### Set task
Read through the data and report every line in which the word "environment" occurs.

(Data records)
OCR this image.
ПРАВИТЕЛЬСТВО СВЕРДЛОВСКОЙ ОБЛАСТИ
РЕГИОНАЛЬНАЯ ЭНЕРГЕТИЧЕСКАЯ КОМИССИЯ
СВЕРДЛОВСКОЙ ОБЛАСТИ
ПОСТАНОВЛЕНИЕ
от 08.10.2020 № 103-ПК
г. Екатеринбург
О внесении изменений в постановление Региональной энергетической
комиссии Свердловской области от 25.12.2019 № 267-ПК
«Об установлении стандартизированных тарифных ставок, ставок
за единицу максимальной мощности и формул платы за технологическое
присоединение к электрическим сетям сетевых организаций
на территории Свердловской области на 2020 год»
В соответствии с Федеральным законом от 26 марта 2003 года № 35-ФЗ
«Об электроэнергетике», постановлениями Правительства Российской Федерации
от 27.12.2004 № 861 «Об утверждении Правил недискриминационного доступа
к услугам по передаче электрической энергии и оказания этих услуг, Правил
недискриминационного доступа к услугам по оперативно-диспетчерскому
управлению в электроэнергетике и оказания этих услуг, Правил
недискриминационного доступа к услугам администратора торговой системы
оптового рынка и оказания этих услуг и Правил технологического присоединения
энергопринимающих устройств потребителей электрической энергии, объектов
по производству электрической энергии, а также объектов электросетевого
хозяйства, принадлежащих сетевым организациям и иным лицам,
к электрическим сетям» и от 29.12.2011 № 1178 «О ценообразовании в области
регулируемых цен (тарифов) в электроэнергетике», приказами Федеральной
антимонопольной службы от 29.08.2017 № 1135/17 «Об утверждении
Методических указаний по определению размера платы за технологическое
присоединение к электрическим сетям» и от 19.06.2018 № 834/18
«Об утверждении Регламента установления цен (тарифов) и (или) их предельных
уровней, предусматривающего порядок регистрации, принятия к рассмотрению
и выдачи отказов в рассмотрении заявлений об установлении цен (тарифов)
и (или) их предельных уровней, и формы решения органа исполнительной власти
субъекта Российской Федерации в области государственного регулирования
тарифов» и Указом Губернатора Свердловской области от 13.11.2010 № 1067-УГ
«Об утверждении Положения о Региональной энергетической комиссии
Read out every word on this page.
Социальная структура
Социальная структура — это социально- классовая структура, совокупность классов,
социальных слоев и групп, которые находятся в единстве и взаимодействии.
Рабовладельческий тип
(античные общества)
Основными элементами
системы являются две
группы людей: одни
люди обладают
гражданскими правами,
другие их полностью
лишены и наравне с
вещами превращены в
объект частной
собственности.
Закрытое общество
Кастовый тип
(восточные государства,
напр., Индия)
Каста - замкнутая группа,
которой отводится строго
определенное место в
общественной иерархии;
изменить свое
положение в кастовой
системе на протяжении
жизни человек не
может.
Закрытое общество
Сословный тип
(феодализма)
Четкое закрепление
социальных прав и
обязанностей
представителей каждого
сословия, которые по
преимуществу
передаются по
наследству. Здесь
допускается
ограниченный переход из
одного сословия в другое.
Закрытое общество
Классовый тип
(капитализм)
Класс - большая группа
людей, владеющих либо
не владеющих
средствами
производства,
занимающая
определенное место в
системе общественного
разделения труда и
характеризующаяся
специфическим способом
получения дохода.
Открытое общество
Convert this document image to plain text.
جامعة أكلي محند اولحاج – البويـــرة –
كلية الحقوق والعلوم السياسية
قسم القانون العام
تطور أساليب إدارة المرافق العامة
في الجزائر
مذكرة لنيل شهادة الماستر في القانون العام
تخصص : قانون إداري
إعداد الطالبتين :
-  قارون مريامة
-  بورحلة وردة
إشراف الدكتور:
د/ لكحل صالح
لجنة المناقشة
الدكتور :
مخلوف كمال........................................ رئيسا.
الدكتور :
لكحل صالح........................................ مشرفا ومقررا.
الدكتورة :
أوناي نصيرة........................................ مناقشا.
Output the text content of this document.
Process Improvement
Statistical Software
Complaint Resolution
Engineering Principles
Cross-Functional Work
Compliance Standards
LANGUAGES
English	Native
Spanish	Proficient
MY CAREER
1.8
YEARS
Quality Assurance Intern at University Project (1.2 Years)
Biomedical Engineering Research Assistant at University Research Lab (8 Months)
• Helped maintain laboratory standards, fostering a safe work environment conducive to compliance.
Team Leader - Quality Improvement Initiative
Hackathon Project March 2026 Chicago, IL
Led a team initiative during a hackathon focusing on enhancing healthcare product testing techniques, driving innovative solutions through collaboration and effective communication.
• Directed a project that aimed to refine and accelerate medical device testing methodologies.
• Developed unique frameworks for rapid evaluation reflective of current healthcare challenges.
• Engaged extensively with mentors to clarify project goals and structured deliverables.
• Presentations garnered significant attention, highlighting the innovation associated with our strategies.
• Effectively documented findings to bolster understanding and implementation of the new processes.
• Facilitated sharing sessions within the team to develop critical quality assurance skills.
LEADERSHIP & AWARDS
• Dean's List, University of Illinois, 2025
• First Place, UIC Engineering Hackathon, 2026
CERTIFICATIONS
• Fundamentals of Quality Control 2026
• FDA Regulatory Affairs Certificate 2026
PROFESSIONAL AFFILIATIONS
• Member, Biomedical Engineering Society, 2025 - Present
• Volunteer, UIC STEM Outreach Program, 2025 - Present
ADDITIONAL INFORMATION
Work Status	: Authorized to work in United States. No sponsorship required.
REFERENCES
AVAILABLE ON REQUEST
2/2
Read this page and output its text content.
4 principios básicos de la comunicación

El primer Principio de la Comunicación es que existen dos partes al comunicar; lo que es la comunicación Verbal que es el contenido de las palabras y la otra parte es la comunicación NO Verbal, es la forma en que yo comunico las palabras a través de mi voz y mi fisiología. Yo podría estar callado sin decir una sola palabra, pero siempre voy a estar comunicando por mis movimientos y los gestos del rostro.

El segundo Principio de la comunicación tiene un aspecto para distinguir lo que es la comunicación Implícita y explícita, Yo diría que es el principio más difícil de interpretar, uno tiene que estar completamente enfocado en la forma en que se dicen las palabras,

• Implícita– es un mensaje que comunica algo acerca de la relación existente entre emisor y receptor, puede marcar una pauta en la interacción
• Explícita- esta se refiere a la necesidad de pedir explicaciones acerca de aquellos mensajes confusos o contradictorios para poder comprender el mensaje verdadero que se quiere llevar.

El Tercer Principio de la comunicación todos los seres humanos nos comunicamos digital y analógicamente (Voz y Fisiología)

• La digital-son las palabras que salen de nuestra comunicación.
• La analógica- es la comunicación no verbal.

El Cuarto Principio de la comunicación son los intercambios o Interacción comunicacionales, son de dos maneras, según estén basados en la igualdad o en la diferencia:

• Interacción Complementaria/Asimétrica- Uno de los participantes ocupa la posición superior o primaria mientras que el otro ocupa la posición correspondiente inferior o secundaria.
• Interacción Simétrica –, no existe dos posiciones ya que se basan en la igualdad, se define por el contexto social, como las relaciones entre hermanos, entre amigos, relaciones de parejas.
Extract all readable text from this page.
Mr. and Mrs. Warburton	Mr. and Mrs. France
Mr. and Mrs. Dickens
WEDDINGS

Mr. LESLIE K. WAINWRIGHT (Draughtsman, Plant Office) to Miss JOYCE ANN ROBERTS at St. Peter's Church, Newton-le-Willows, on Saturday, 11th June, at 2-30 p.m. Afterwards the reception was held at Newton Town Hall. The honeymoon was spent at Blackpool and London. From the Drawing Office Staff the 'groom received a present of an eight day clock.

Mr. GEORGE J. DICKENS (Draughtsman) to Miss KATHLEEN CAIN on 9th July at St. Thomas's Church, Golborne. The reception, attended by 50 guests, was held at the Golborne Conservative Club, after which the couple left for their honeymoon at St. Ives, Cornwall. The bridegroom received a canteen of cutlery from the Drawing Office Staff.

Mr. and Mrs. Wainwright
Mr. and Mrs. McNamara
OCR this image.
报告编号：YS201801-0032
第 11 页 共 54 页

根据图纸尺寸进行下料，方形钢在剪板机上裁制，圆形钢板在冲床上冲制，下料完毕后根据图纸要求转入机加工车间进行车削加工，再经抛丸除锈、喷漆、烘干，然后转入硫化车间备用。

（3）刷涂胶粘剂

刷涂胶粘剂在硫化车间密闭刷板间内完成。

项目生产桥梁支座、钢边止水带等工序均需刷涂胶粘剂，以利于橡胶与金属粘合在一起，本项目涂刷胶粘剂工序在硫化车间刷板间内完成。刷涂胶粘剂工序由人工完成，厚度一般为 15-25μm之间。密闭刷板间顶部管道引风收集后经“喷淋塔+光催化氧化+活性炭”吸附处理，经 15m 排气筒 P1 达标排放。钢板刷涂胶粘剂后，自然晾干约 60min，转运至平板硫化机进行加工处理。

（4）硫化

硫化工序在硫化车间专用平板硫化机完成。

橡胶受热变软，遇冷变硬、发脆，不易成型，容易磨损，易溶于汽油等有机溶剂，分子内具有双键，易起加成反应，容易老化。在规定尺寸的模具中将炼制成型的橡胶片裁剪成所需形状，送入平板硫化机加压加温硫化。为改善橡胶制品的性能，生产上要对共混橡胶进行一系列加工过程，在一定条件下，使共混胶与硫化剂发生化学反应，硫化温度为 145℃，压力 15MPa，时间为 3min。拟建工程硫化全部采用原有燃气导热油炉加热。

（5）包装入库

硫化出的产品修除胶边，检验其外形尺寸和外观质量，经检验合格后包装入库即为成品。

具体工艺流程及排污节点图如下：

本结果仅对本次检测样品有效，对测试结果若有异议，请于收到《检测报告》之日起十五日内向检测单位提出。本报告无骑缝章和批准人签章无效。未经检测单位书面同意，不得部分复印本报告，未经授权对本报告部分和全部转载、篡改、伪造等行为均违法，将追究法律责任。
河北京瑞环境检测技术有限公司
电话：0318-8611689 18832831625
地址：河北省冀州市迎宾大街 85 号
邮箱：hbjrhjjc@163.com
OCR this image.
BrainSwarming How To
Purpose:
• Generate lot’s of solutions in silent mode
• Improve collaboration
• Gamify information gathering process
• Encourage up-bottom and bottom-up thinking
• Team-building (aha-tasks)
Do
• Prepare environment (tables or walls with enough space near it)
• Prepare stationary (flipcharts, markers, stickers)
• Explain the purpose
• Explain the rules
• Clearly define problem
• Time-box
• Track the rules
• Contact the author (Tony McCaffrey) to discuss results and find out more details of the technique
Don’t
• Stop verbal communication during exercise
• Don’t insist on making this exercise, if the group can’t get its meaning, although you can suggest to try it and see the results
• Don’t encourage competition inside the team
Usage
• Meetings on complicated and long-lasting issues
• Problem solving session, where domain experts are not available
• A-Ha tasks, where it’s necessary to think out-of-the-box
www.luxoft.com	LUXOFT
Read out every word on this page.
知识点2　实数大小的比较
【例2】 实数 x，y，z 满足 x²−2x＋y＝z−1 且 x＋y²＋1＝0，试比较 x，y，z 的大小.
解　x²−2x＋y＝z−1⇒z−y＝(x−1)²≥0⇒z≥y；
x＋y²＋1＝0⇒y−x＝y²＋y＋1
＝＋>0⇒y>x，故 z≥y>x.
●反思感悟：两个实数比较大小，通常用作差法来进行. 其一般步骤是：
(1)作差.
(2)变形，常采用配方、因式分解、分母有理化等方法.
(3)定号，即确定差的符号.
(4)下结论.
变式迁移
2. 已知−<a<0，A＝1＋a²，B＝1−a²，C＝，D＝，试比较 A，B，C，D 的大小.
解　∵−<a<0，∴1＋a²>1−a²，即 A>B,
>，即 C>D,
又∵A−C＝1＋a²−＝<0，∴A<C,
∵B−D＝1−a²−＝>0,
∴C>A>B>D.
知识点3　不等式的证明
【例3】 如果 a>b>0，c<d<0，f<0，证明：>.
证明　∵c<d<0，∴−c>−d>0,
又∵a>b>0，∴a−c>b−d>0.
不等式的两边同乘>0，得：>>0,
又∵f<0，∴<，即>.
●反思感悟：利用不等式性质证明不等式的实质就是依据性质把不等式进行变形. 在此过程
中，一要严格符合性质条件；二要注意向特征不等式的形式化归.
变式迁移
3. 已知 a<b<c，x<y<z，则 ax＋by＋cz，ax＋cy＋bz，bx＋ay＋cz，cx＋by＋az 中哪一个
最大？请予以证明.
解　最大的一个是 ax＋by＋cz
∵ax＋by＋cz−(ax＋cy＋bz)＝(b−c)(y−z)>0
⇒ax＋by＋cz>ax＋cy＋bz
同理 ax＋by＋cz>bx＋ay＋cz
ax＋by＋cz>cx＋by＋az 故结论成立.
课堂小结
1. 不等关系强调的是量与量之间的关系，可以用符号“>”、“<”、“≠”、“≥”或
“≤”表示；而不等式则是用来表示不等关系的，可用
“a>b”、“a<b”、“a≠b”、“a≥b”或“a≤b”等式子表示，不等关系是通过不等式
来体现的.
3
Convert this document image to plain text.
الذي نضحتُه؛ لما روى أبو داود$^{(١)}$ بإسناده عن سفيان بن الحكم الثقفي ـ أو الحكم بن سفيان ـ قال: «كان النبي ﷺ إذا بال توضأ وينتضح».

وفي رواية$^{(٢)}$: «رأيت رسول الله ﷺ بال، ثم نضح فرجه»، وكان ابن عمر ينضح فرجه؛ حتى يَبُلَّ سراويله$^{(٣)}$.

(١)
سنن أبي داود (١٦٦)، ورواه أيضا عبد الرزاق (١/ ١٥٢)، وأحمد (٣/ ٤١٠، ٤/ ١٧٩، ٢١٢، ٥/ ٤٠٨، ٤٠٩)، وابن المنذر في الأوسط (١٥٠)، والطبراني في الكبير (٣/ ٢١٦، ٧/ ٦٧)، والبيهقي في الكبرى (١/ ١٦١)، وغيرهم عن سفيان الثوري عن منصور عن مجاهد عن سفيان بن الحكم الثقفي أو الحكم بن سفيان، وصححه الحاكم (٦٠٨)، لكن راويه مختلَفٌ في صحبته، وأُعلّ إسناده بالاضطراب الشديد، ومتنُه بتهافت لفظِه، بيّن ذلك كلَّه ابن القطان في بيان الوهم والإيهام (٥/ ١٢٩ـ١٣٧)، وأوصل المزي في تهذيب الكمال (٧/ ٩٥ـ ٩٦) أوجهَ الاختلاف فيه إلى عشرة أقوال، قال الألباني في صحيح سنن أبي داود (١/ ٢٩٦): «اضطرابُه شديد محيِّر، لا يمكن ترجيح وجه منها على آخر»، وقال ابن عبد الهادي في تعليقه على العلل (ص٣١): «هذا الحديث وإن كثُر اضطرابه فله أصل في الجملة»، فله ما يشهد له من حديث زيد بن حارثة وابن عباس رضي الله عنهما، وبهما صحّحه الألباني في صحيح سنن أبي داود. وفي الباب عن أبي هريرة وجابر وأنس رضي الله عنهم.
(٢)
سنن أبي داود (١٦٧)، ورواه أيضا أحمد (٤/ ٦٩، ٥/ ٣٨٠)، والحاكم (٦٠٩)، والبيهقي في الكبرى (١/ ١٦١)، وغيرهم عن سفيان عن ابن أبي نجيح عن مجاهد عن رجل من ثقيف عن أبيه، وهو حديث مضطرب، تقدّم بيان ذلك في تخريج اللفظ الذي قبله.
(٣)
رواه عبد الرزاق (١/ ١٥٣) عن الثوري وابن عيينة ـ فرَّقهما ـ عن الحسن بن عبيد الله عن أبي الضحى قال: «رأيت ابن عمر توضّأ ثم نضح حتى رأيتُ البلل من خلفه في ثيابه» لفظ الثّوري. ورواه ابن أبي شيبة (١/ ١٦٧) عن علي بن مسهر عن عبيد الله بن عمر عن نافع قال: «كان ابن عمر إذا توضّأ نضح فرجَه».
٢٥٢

### Exercise response
• Helped maintain laboratory standards, fostering a safe work environment conducive to compliance.
• Prepare environment (tables or walls with enough space near it)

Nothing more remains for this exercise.